#### [Data entries]
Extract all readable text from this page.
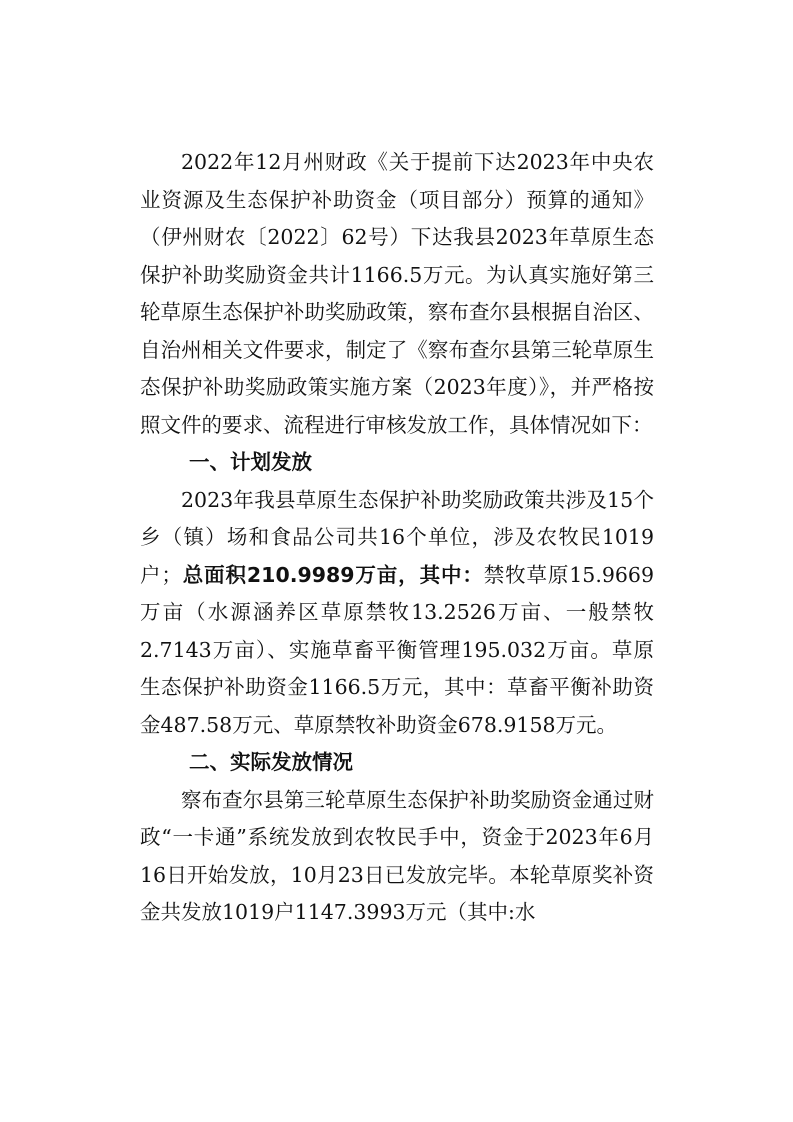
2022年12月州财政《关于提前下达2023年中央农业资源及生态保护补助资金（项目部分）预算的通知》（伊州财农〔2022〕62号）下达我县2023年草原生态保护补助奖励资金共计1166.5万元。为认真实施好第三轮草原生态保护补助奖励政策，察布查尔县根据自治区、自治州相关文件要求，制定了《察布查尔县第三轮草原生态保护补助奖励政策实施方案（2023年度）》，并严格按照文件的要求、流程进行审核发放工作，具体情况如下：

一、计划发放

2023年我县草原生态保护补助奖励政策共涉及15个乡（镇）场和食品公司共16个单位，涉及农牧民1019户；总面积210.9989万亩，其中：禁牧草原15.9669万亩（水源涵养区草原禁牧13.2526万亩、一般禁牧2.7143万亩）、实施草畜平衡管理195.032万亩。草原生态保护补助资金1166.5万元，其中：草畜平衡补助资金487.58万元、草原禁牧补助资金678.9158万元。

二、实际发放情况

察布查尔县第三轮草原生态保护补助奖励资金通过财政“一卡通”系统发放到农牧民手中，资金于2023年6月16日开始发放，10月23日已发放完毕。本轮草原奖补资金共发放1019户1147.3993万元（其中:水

...

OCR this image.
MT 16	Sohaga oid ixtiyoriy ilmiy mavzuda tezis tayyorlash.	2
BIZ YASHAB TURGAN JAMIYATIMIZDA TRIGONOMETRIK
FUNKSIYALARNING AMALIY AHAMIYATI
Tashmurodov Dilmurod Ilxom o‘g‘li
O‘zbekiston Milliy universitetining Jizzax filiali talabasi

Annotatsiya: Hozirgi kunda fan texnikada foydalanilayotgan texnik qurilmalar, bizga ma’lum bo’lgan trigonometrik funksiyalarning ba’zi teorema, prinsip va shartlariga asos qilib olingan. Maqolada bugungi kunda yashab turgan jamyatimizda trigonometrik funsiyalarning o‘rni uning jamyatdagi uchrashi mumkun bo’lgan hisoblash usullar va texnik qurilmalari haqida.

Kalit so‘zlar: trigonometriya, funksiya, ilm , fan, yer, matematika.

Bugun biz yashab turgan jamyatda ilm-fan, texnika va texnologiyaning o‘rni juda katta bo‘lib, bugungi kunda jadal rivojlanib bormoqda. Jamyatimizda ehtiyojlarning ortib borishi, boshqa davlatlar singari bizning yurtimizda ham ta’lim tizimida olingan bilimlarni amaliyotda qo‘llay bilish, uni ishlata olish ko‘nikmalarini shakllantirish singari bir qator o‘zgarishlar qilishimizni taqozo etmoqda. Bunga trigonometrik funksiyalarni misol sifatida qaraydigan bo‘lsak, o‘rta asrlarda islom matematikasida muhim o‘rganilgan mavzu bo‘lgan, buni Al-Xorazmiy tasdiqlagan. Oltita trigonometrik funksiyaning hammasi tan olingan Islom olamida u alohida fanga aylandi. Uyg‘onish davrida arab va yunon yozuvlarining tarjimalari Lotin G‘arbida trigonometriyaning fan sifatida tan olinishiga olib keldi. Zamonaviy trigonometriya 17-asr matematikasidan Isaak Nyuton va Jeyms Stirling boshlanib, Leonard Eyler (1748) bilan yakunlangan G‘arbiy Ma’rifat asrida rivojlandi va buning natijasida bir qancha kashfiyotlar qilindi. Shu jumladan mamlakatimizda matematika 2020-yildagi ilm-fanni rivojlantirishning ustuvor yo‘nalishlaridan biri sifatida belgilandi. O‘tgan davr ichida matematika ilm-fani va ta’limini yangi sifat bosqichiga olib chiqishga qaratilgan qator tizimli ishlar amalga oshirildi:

#### [Short exercise]
Identify every line where the string "this" appears.

#### [Exercise answer]
Extract all readable text from this page.
OCR this image.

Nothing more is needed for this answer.